MATERIAL PROVIDED:
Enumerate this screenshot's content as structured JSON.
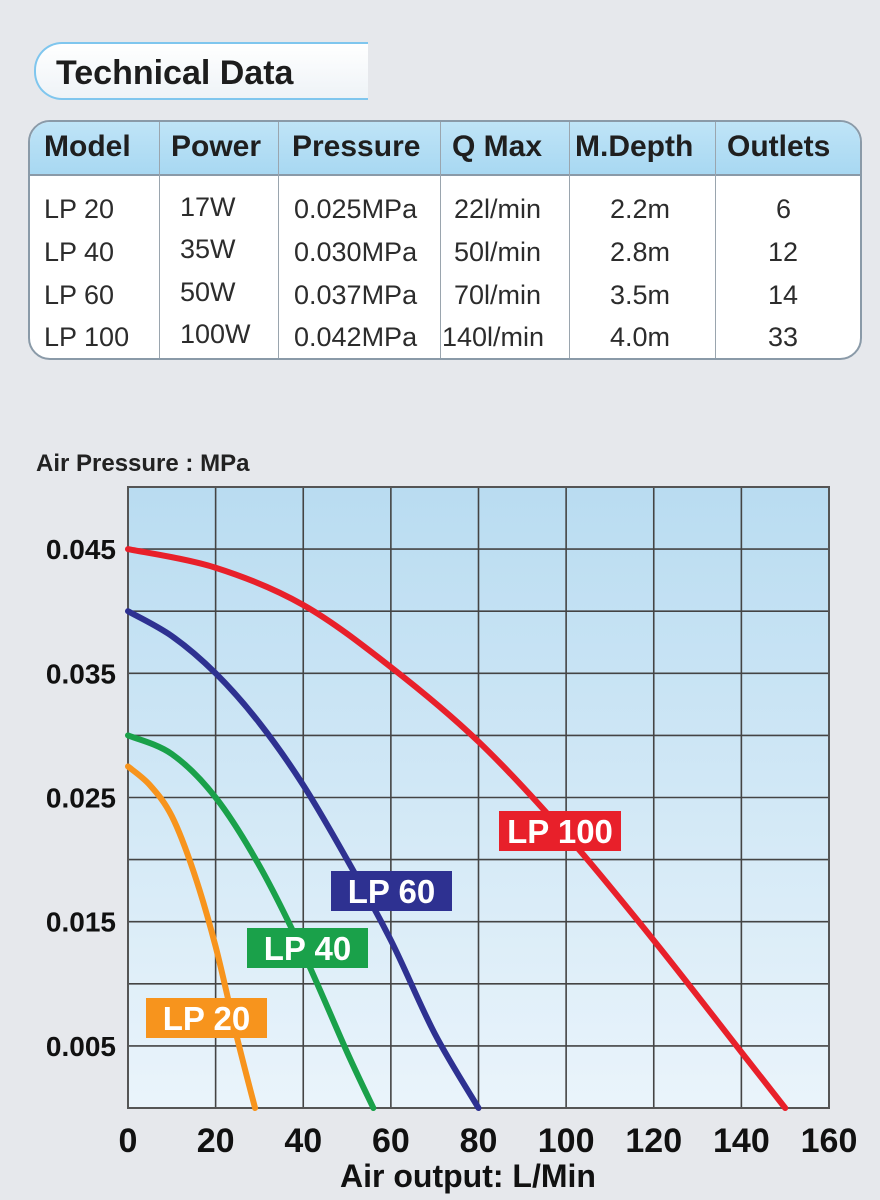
{
  "header": {
    "title": "Technical Data"
  },
  "table": {
    "columns": [
      "Model",
      "Power",
      "Pressure",
      "Q Max",
      "M.Depth",
      "Outlets"
    ],
    "rows": [
      [
        "LP 20",
        "17W",
        "0.025MPa",
        "22l/min",
        "2.2m",
        "6"
      ],
      [
        "LP 40",
        "35W",
        "0.030MPa",
        "50l/min",
        "2.8m",
        "12"
      ],
      [
        "LP 60",
        "50W",
        "0.037MPa",
        "70l/min",
        "3.5m",
        "14"
      ],
      [
        "LP 100",
        "100W",
        "0.042MPa",
        "140l/min",
        "4.0m",
        "33"
      ]
    ]
  },
  "chart_data": {
    "type": "line",
    "title": "",
    "ylabel": "Air Pressure : MPa",
    "xlabel": "Air output: L/Min",
    "xlim": [
      0,
      160
    ],
    "ylim": [
      0,
      0.05
    ],
    "xticks": [
      0,
      20,
      40,
      60,
      80,
      100,
      120,
      140,
      160
    ],
    "yticks": [
      0.045,
      0.035,
      0.025,
      0.015,
      0.005
    ],
    "grid": true,
    "series": [
      {
        "name": "LP 100",
        "color": "#e8202a",
        "x": [
          0,
          20,
          40,
          60,
          80,
          100,
          120,
          140,
          150
        ],
        "y": [
          0.045,
          0.0435,
          0.0405,
          0.0355,
          0.0295,
          0.022,
          0.0135,
          0.0045,
          0
        ]
      },
      {
        "name": "LP 60",
        "color": "#2e3191",
        "x": [
          0,
          10,
          20,
          30,
          40,
          50,
          60,
          70,
          80
        ],
        "y": [
          0.04,
          0.038,
          0.035,
          0.031,
          0.026,
          0.02,
          0.0135,
          0.006,
          0
        ]
      },
      {
        "name": "LP 40",
        "color": "#1aa14a",
        "x": [
          0,
          10,
          20,
          30,
          40,
          50,
          56
        ],
        "y": [
          0.03,
          0.0285,
          0.025,
          0.0195,
          0.0125,
          0.0045,
          0
        ]
      },
      {
        "name": "LP 20",
        "color": "#f7941d",
        "x": [
          0,
          5,
          10,
          15,
          20,
          25,
          29
        ],
        "y": [
          0.0275,
          0.026,
          0.0235,
          0.019,
          0.013,
          0.0055,
          0
        ]
      }
    ]
  }
}
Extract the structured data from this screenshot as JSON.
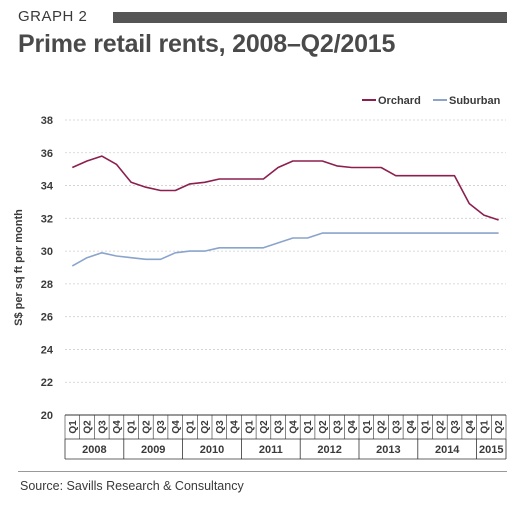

PROBLEM DETAILS: Make an exact copy of every entry above, minus the images.

THE REPLY:
Enumerate this screenshot's content as structured JSON.
{
  "header": {
    "title": "Technical Data"
  },
  "table": {
    "columns": [
      "Model",
      "Power",
      "Pressure",
      "Q Max",
      "M.Depth",
      "Outlets"
    ],
    "rows": [
      [
        "LP 20",
        "17W",
        "0.025MPa",
        "22l/min",
        "2.2m",
        "6"
      ],
      [
        "LP 40",
        "35W",
        "0.030MPa",
        "50l/min",
        "2.8m",
        "12"
      ],
      [
        "LP 60",
        "50W",
        "0.037MPa",
        "70l/min",
        "3.5m",
        "14"
      ],
      [
        "LP 100",
        "100W",
        "0.042MPa",
        "140l/min",
        "4.0m",
        "33"
      ]
    ]
  },
  "chart_data": {
    "type": "line",
    "title": "",
    "ylabel": "Air Pressure : MPa",
    "xlabel": "Air output: L/Min",
    "xlim": [
      0,
      160
    ],
    "ylim": [
      0,
      0.05
    ],
    "xticks": [
      0,
      20,
      40,
      60,
      80,
      100,
      120,
      140,
      160
    ],
    "yticks": [
      0.045,
      0.035,
      0.025,
      0.015,
      0.005
    ],
    "grid": true,
    "series": [
      {
        "name": "LP 100",
        "color": "#e8202a",
        "x": [
          0,
          20,
          40,
          60,
          80,
          100,
          120,
          140,
          150
        ],
        "y": [
          0.045,
          0.0435,
          0.0405,
          0.0355,
          0.0295,
          0.022,
          0.0135,
          0.0045,
          0
        ]
      },
      {
        "name": "LP 60",
        "color": "#2e3191",
        "x": [
          0,
          10,
          20,
          30,
          40,
          50,
          60,
          70,
          80
        ],
        "y": [
          0.04,
          0.038,
          0.035,
          0.031,
          0.026,
          0.02,
          0.0135,
          0.006,
          0
        ]
      },
      {
        "name": "LP 40",
        "color": "#1aa14a",
        "x": [
          0,
          10,
          20,
          30,
          40,
          50,
          56
        ],
        "y": [
          0.03,
          0.0285,
          0.025,
          0.0195,
          0.0125,
          0.0045,
          0
        ]
      },
      {
        "name": "LP 20",
        "color": "#f7941d",
        "x": [
          0,
          5,
          10,
          15,
          20,
          25,
          29
        ],
        "y": [
          0.0275,
          0.026,
          0.0235,
          0.019,
          0.013,
          0.0055,
          0
        ]
      }
    ]
  }
}
Extract the structured data from this screenshot as JSON.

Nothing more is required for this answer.